— Start of Entries supplied —
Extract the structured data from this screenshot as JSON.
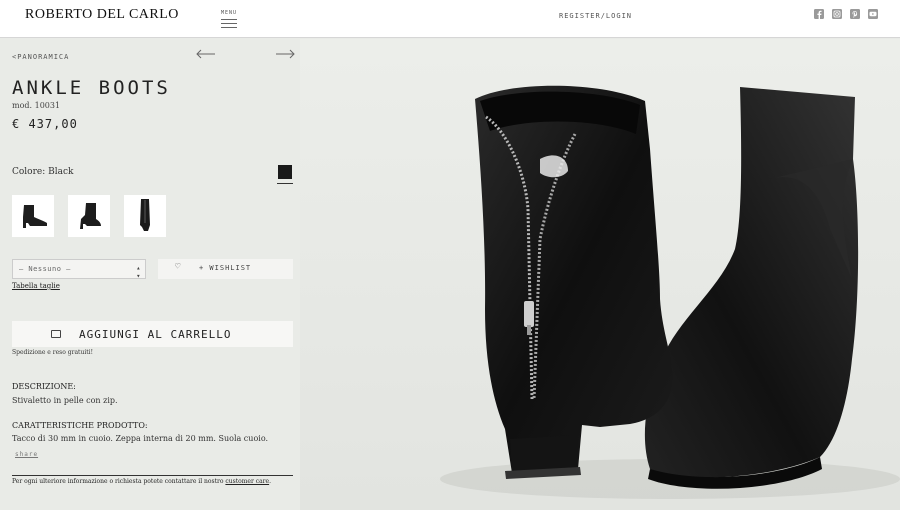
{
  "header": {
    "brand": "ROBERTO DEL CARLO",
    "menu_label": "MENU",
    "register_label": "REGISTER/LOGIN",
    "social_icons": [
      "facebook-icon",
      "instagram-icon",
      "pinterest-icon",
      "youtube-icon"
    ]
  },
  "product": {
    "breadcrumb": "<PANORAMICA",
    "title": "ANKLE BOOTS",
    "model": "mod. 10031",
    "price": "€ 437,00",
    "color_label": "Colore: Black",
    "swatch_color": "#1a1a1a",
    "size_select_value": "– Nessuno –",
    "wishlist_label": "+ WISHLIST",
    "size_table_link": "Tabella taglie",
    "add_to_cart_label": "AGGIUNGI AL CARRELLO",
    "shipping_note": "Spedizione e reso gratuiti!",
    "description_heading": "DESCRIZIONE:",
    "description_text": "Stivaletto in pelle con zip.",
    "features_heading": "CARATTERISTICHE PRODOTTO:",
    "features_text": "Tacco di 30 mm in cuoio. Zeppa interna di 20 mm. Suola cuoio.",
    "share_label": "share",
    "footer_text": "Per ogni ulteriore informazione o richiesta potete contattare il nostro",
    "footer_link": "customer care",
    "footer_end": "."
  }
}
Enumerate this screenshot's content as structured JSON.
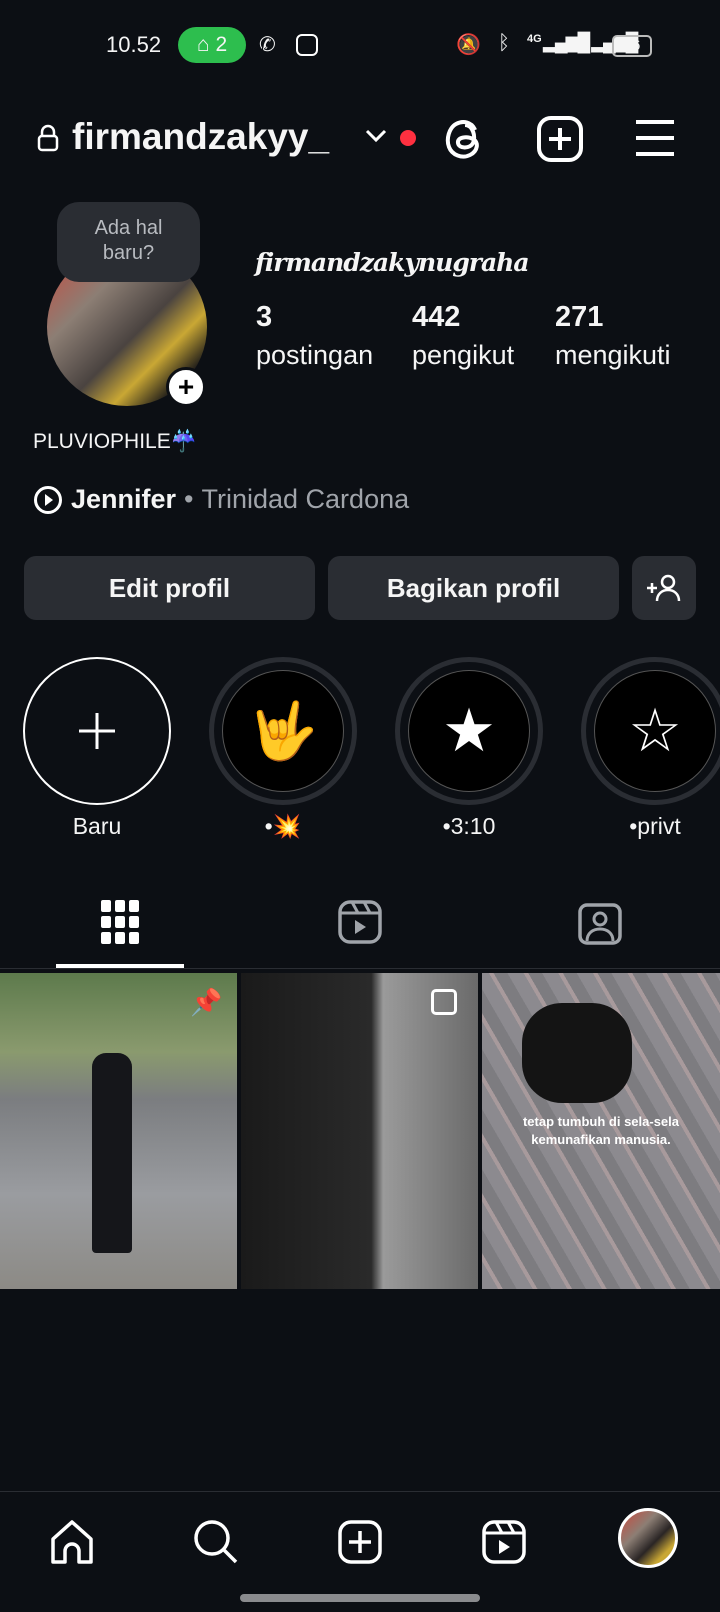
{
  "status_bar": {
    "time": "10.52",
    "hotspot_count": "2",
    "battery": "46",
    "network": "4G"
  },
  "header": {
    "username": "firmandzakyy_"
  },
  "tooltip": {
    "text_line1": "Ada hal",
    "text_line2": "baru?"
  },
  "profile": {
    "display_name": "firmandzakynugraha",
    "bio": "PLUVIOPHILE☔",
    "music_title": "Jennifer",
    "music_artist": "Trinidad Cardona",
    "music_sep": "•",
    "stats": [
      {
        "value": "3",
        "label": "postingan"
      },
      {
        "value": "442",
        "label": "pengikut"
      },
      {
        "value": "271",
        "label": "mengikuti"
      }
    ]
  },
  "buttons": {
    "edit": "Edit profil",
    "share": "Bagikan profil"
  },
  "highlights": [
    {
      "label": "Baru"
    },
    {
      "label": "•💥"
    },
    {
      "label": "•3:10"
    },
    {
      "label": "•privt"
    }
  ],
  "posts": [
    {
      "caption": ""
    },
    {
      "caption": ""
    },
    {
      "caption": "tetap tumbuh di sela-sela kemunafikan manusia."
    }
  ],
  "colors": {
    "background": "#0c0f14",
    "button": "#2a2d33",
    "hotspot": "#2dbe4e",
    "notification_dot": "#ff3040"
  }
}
— End of Entries supplied —
• **Given request**: Can the entries above be repeated exactly, without their pictures?

• **Exercise response**:
Extract the structured data from this screenshot as JSON.
{
  "header": {
    "brand": "ROBERTO DEL CARLO",
    "menu_label": "MENU",
    "register_label": "REGISTER/LOGIN",
    "social_icons": [
      "facebook-icon",
      "instagram-icon",
      "pinterest-icon",
      "youtube-icon"
    ]
  },
  "product": {
    "breadcrumb": "<PANORAMICA",
    "title": "ANKLE BOOTS",
    "model": "mod. 10031",
    "price": "€ 437,00",
    "color_label": "Colore: Black",
    "swatch_color": "#1a1a1a",
    "size_select_value": "– Nessuno –",
    "wishlist_label": "+ WISHLIST",
    "size_table_link": "Tabella taglie",
    "add_to_cart_label": "AGGIUNGI AL CARRELLO",
    "shipping_note": "Spedizione e reso gratuiti!",
    "description_heading": "DESCRIZIONE:",
    "description_text": "Stivaletto in pelle con zip.",
    "features_heading": "CARATTERISTICHE PRODOTTO:",
    "features_text": "Tacco di 30 mm in cuoio. Zeppa interna di 20 mm. Suola cuoio.",
    "share_label": "share",
    "footer_text": "Per ogni ulteriore informazione o richiesta potete contattare il nostro",
    "footer_link": "customer care",
    "footer_end": "."
  }
}
Enumerate this screenshot's content as structured JSON.
{
  "status_bar": {
    "time": "10.52",
    "hotspot_count": "2",
    "battery": "46",
    "network": "4G"
  },
  "header": {
    "username": "firmandzakyy_"
  },
  "tooltip": {
    "text_line1": "Ada hal",
    "text_line2": "baru?"
  },
  "profile": {
    "display_name": "firmandzakynugraha",
    "bio": "PLUVIOPHILE☔",
    "music_title": "Jennifer",
    "music_artist": "Trinidad Cardona",
    "music_sep": "•",
    "stats": [
      {
        "value": "3",
        "label": "postingan"
      },
      {
        "value": "442",
        "label": "pengikut"
      },
      {
        "value": "271",
        "label": "mengikuti"
      }
    ]
  },
  "buttons": {
    "edit": "Edit profil",
    "share": "Bagikan profil"
  },
  "highlights": [
    {
      "label": "Baru"
    },
    {
      "label": "•💥"
    },
    {
      "label": "•3:10"
    },
    {
      "label": "•privt"
    }
  ],
  "posts": [
    {
      "caption": ""
    },
    {
      "caption": ""
    },
    {
      "caption": "tetap tumbuh di sela-sela kemunafikan manusia."
    }
  ],
  "colors": {
    "background": "#0c0f14",
    "button": "#2a2d33",
    "hotspot": "#2dbe4e",
    "notification_dot": "#ff3040"
  }
}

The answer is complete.